--- Objective ---
Copy out the listing exactly.

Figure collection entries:
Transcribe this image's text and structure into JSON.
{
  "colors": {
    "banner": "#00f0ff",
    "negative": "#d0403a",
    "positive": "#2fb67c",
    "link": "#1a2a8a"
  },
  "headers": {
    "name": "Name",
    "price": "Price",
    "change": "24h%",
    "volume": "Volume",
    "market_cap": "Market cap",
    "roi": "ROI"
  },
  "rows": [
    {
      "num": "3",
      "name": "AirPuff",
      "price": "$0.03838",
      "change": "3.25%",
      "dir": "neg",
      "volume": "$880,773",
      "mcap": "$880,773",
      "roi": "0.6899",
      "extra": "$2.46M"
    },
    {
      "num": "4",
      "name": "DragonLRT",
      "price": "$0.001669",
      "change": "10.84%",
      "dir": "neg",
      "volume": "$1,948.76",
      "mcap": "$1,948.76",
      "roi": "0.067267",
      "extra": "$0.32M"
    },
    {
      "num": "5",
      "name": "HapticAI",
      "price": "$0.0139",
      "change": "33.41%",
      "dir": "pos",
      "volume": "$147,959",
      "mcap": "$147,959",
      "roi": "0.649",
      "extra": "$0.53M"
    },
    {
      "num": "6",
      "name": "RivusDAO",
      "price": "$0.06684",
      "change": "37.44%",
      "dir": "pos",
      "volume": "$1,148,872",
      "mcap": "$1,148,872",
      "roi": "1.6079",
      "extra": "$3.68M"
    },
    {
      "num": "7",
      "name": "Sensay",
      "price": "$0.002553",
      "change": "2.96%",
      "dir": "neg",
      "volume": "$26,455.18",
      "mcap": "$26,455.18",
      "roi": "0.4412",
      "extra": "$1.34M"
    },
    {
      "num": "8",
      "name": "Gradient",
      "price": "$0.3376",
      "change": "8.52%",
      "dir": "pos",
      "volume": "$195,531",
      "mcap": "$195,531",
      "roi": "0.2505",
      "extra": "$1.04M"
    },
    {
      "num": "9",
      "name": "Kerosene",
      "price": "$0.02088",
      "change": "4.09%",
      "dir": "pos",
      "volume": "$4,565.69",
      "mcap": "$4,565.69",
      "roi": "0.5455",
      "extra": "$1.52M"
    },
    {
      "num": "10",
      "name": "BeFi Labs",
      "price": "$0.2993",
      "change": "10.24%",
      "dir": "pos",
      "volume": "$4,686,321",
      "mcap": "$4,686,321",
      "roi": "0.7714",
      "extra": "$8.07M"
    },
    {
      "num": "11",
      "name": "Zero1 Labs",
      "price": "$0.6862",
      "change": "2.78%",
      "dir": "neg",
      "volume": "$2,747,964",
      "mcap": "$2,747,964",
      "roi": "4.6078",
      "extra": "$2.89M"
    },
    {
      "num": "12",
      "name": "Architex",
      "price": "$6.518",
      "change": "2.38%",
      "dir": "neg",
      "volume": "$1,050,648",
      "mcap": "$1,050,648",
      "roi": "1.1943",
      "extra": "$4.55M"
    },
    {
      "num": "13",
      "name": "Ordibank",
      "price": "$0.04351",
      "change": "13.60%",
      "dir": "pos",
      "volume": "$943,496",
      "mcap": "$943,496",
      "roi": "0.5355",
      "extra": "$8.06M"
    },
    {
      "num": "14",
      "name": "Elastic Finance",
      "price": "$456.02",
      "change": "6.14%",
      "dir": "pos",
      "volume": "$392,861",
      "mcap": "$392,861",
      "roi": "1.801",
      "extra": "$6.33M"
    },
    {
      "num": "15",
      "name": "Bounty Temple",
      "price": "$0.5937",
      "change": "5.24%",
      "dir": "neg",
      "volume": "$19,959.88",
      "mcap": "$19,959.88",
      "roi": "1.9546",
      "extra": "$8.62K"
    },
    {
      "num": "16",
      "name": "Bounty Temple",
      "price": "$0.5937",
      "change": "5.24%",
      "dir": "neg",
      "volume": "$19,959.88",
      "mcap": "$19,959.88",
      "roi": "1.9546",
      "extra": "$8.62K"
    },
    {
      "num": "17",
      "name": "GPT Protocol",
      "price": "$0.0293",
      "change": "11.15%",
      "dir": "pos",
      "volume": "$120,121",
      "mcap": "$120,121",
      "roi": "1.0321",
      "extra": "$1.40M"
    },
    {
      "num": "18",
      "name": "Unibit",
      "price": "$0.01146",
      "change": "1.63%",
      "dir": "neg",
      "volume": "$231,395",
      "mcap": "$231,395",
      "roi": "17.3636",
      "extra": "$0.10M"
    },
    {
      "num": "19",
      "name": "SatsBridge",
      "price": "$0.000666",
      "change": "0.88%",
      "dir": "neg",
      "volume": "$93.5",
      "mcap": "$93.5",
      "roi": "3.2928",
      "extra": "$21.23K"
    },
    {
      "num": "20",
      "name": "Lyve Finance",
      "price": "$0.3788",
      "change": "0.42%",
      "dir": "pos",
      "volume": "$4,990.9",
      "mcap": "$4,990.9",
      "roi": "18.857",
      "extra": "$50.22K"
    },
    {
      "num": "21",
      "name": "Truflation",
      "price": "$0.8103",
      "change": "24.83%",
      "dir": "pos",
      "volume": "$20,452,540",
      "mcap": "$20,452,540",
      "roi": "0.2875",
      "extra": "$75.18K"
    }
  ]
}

--- Answer to the exercise ---
Transcribe this image's text and structure into JSON.
{
  "colors": {
    "banner": "#00f0ff",
    "negative": "#d0403a",
    "positive": "#2fb67c",
    "link": "#1a2a8a"
  },
  "headers": {
    "name": "Name",
    "price": "Price",
    "change": "24h%",
    "volume": "Volume",
    "market_cap": "Market cap",
    "roi": "ROI"
  },
  "rows": [
    {
      "num": "3",
      "name": "AirPuff",
      "price": "$0.03838",
      "change": "3.25%",
      "dir": "neg",
      "volume": "$880,773",
      "mcap": "$880,773",
      "roi": "0.6899",
      "extra": "$2.46M"
    },
    {
      "num": "4",
      "name": "DragonLRT",
      "price": "$0.001669",
      "change": "10.84%",
      "dir": "neg",
      "volume": "$1,948.76",
      "mcap": "$1,948.76",
      "roi": "0.067267",
      "extra": "$0.32M"
    },
    {
      "num": "5",
      "name": "HapticAI",
      "price": "$0.0139",
      "change": "33.41%",
      "dir": "pos",
      "volume": "$147,959",
      "mcap": "$147,959",
      "roi": "0.649",
      "extra": "$0.53M"
    },
    {
      "num": "6",
      "name": "RivusDAO",
      "price": "$0.06684",
      "change": "37.44%",
      "dir": "pos",
      "volume": "$1,148,872",
      "mcap": "$1,148,872",
      "roi": "1.6079",
      "extra": "$3.68M"
    },
    {
      "num": "7",
      "name": "Sensay",
      "price": "$0.002553",
      "change": "2.96%",
      "dir": "neg",
      "volume": "$26,455.18",
      "mcap": "$26,455.18",
      "roi": "0.4412",
      "extra": "$1.34M"
    },
    {
      "num": "8",
      "name": "Gradient",
      "price": "$0.3376",
      "change": "8.52%",
      "dir": "pos",
      "volume": "$195,531",
      "mcap": "$195,531",
      "roi": "0.2505",
      "extra": "$1.04M"
    },
    {
      "num": "9",
      "name": "Kerosene",
      "price": "$0.02088",
      "change": "4.09%",
      "dir": "pos",
      "volume": "$4,565.69",
      "mcap": "$4,565.69",
      "roi": "0.5455",
      "extra": "$1.52M"
    },
    {
      "num": "10",
      "name": "BeFi Labs",
      "price": "$0.2993",
      "change": "10.24%",
      "dir": "pos",
      "volume": "$4,686,321",
      "mcap": "$4,686,321",
      "roi": "0.7714",
      "extra": "$8.07M"
    },
    {
      "num": "11",
      "name": "Zero1 Labs",
      "price": "$0.6862",
      "change": "2.78%",
      "dir": "neg",
      "volume": "$2,747,964",
      "mcap": "$2,747,964",
      "roi": "4.6078",
      "extra": "$2.89M"
    },
    {
      "num": "12",
      "name": "Architex",
      "price": "$6.518",
      "change": "2.38%",
      "dir": "neg",
      "volume": "$1,050,648",
      "mcap": "$1,050,648",
      "roi": "1.1943",
      "extra": "$4.55M"
    },
    {
      "num": "13",
      "name": "Ordibank",
      "price": "$0.04351",
      "change": "13.60%",
      "dir": "pos",
      "volume": "$943,496",
      "mcap": "$943,496",
      "roi": "0.5355",
      "extra": "$8.06M"
    },
    {
      "num": "14",
      "name": "Elastic Finance",
      "price": "$456.02",
      "change": "6.14%",
      "dir": "pos",
      "volume": "$392,861",
      "mcap": "$392,861",
      "roi": "1.801",
      "extra": "$6.33M"
    },
    {
      "num": "15",
      "name": "Bounty Temple",
      "price": "$0.5937",
      "change": "5.24%",
      "dir": "neg",
      "volume": "$19,959.88",
      "mcap": "$19,959.88",
      "roi": "1.9546",
      "extra": "$8.62K"
    },
    {
      "num": "16",
      "name": "Bounty Temple",
      "price": "$0.5937",
      "change": "5.24%",
      "dir": "neg",
      "volume": "$19,959.88",
      "mcap": "$19,959.88",
      "roi": "1.9546",
      "extra": "$8.62K"
    },
    {
      "num": "17",
      "name": "GPT Protocol",
      "price": "$0.0293",
      "change": "11.15%",
      "dir": "pos",
      "volume": "$120,121",
      "mcap": "$120,121",
      "roi": "1.0321",
      "extra": "$1.40M"
    },
    {
      "num": "18",
      "name": "Unibit",
      "price": "$0.01146",
      "change": "1.63%",
      "dir": "neg",
      "volume": "$231,395",
      "mcap": "$231,395",
      "roi": "17.3636",
      "extra": "$0.10M"
    },
    {
      "num": "19",
      "name": "SatsBridge",
      "price": "$0.000666",
      "change": "0.88%",
      "dir": "neg",
      "volume": "$93.5",
      "mcap": "$93.5",
      "roi": "3.2928",
      "extra": "$21.23K"
    },
    {
      "num": "20",
      "name": "Lyve Finance",
      "price": "$0.3788",
      "change": "0.42%",
      "dir": "pos",
      "volume": "$4,990.9",
      "mcap": "$4,990.9",
      "roi": "18.857",
      "extra": "$50.22K"
    },
    {
      "num": "21",
      "name": "Truflation",
      "price": "$0.8103",
      "change": "24.83%",
      "dir": "pos",
      "volume": "$20,452,540",
      "mcap": "$20,452,540",
      "roi": "0.2875",
      "extra": "$75.18K"
    }
  ]
}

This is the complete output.